What you have to do.
Pick out each line containing the string "الله".

----------------------------------------

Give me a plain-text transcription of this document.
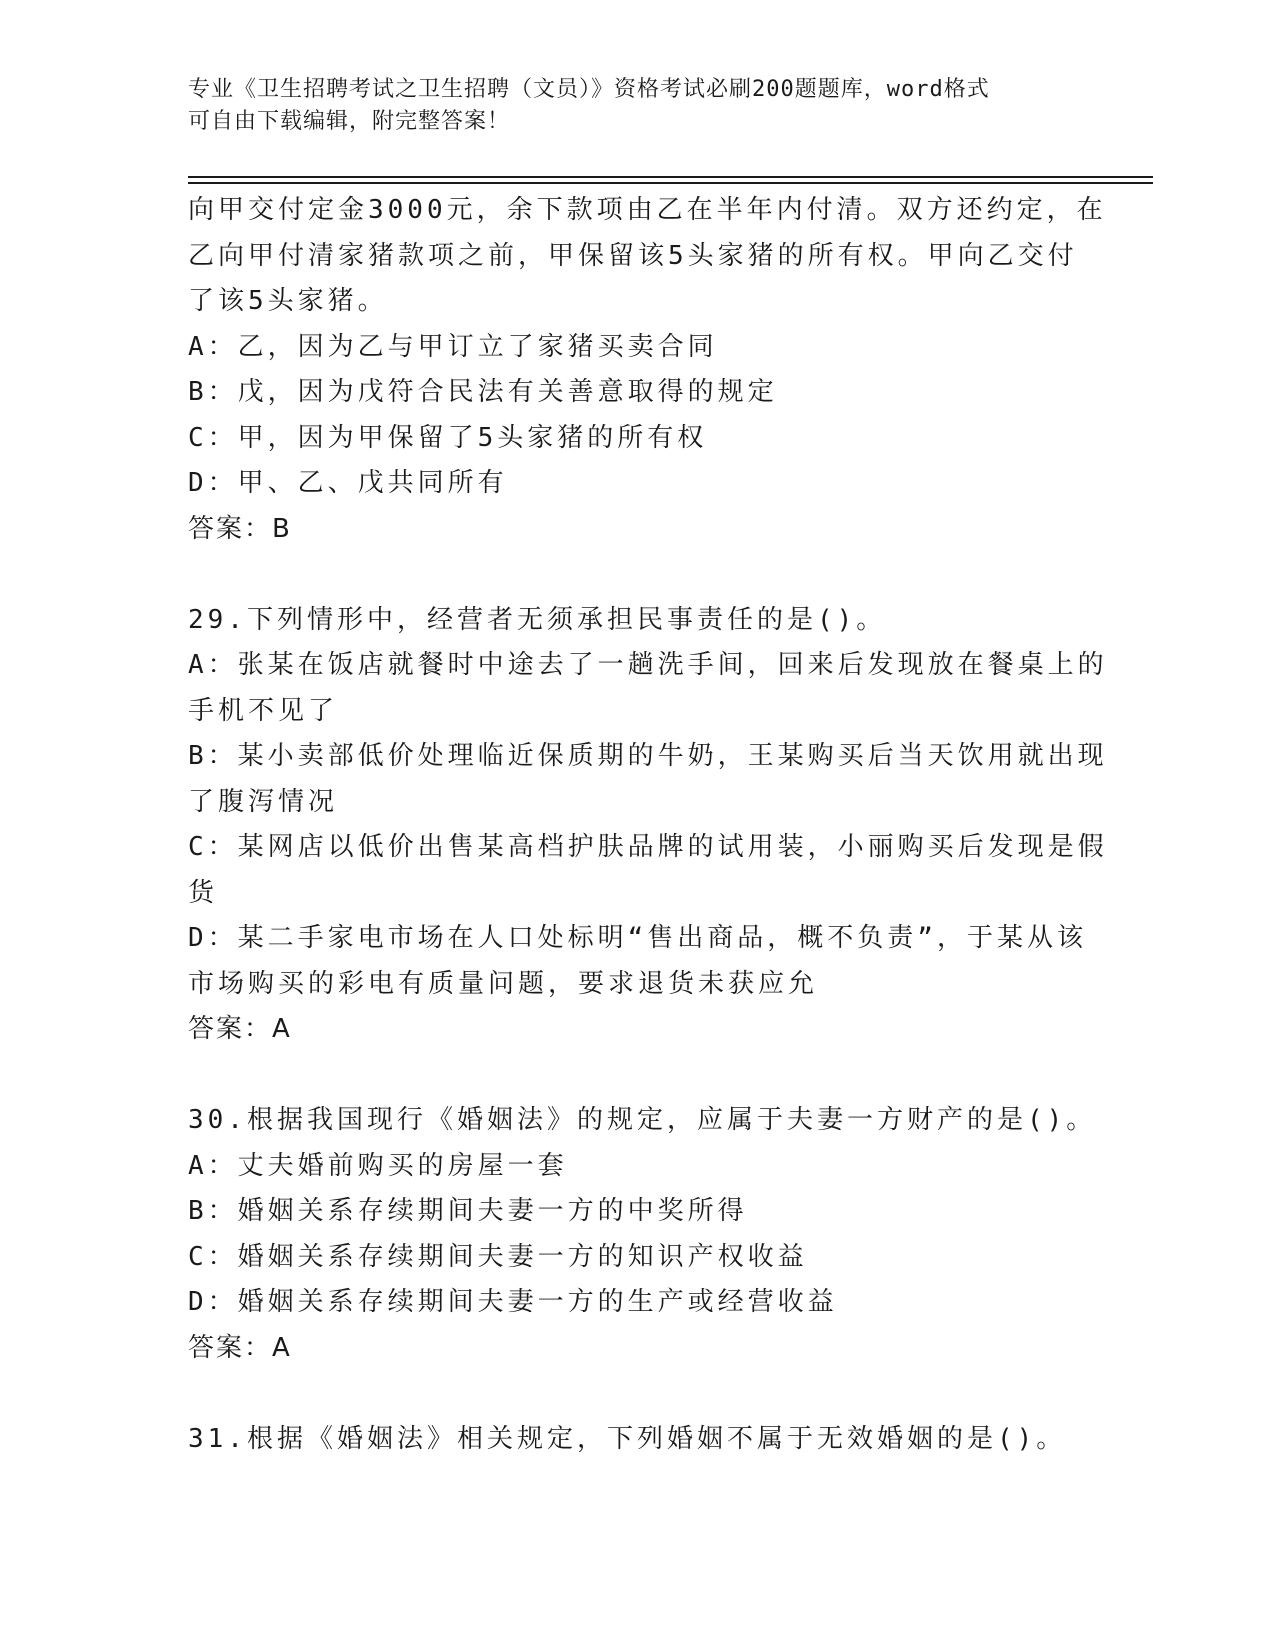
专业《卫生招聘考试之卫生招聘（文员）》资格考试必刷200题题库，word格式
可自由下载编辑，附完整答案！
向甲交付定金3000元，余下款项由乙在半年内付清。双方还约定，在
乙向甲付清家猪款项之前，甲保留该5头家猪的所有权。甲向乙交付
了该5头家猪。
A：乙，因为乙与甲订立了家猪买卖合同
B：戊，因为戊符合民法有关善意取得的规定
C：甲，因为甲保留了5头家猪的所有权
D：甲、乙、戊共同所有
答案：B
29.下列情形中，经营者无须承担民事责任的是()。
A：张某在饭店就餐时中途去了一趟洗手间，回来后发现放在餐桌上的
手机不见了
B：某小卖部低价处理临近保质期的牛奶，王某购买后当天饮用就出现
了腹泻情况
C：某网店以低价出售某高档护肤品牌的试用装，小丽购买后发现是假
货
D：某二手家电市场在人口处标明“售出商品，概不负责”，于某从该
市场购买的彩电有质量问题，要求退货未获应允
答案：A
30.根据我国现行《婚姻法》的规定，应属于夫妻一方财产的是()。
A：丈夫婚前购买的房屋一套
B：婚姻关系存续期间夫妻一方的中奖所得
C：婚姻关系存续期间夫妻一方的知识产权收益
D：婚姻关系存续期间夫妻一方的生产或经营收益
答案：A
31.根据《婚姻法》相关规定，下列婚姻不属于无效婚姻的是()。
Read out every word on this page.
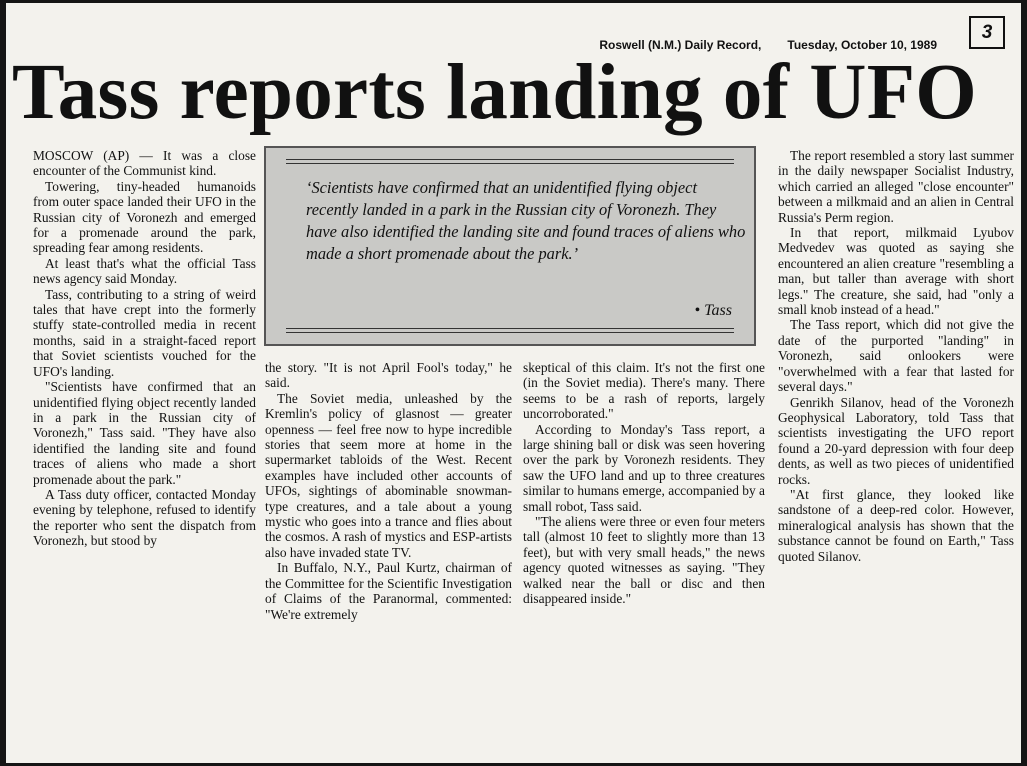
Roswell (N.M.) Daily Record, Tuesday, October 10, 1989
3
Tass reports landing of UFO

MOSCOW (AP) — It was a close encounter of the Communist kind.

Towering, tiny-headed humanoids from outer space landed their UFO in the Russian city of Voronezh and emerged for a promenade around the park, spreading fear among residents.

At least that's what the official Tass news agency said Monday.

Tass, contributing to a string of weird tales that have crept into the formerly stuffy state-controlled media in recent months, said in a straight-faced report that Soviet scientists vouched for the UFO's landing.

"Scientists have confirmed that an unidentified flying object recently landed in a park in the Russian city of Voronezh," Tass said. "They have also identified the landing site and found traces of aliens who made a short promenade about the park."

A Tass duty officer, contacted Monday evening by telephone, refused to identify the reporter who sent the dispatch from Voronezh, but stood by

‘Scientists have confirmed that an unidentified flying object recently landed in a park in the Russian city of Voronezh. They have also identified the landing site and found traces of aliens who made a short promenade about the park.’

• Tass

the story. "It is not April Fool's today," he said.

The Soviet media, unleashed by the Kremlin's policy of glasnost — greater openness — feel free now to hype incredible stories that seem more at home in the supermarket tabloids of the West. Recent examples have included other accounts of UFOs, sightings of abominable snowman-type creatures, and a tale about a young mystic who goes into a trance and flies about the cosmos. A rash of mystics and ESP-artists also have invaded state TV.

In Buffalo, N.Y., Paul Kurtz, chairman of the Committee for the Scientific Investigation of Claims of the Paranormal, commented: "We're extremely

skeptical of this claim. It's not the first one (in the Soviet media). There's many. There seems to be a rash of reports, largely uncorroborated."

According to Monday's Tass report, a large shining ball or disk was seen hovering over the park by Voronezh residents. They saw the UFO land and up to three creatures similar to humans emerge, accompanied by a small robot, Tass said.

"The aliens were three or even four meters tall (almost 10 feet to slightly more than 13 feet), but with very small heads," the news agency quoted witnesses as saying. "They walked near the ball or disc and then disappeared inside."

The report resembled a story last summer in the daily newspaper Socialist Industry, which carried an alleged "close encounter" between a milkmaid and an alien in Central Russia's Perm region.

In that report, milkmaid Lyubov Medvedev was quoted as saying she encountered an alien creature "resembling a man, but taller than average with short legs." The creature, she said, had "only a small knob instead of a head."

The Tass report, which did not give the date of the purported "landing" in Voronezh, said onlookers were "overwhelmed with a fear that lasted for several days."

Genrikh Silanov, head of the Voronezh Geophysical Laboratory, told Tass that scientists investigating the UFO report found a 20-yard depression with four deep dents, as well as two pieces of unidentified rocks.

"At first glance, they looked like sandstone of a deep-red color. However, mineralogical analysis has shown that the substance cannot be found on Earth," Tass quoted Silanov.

----------------------------------------

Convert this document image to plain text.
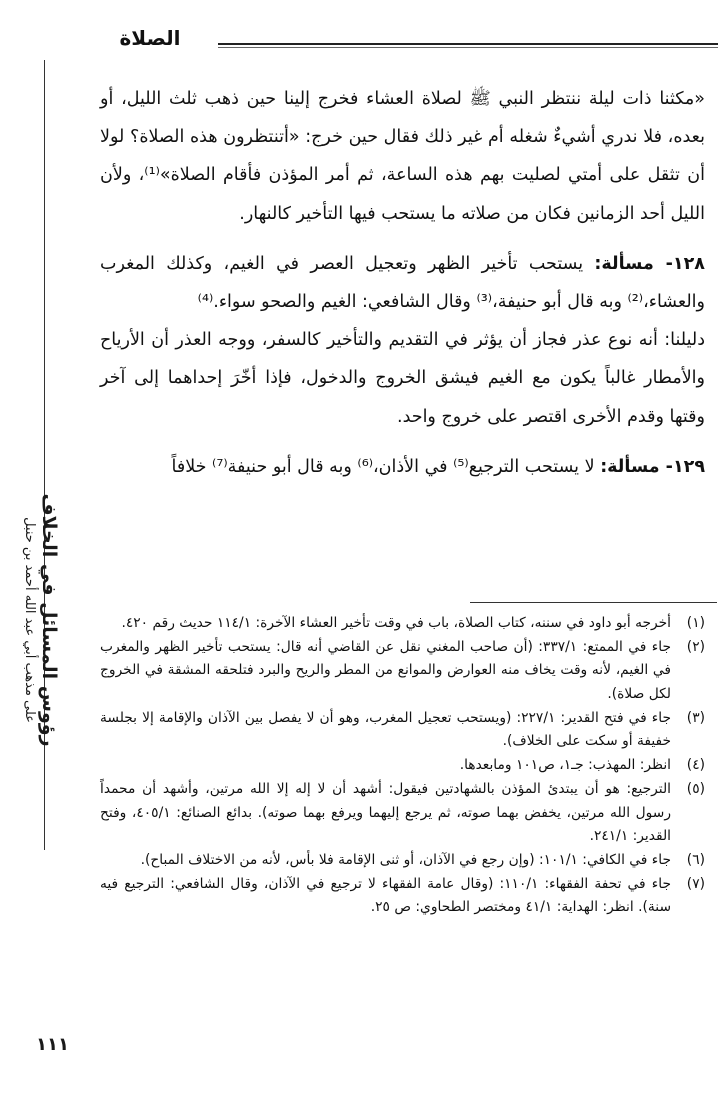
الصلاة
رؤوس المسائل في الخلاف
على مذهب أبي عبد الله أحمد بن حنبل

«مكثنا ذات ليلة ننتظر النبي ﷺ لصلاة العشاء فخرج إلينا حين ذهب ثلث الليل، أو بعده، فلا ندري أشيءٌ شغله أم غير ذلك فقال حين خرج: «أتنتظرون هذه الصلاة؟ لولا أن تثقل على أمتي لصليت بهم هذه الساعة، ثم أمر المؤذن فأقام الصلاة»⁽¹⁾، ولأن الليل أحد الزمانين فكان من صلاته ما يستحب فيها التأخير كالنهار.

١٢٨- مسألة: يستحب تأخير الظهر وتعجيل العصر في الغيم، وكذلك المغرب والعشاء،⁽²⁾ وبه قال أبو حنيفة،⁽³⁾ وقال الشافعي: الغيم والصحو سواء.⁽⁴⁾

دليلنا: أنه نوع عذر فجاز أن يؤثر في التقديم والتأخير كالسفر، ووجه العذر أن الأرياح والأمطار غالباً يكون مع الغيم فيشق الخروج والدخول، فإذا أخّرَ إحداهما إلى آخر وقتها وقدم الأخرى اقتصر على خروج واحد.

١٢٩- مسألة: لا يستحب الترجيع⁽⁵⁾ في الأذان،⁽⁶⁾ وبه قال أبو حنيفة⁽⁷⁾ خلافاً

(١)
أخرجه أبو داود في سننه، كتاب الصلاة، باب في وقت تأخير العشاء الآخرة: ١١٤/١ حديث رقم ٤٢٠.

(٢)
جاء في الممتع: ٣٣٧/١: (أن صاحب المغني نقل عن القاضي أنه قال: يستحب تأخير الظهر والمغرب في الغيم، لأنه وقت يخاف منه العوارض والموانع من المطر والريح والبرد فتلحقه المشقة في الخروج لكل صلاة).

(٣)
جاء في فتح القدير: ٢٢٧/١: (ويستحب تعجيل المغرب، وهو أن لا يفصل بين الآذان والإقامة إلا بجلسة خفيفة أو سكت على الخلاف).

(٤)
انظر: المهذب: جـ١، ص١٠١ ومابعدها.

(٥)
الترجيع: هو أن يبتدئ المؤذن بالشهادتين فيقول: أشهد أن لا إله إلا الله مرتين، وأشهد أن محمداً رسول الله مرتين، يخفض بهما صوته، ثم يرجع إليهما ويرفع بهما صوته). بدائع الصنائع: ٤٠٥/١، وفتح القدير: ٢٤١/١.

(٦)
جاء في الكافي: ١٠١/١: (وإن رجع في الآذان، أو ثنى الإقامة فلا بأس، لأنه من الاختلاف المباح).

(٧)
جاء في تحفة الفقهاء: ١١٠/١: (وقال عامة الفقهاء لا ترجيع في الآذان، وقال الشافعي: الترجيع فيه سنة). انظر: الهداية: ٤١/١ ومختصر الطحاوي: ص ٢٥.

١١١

----------------------------------------

Reply.
على مذهب أبي عبد الله أحمد بن حنبل
الترجيع: هو أن يبتدئ المؤذن بالشهادتين فيقول: أشهد أن لا إله إلا الله مرتين، وأشهد أن محمداً رسول الله مرتين، يخفض بهما صوته، ثم يرجع إليهما ويرفع بهما صوته). بدائع الصنائع: ٤٠٥/١، وفتح القدير: ٢٤١/١.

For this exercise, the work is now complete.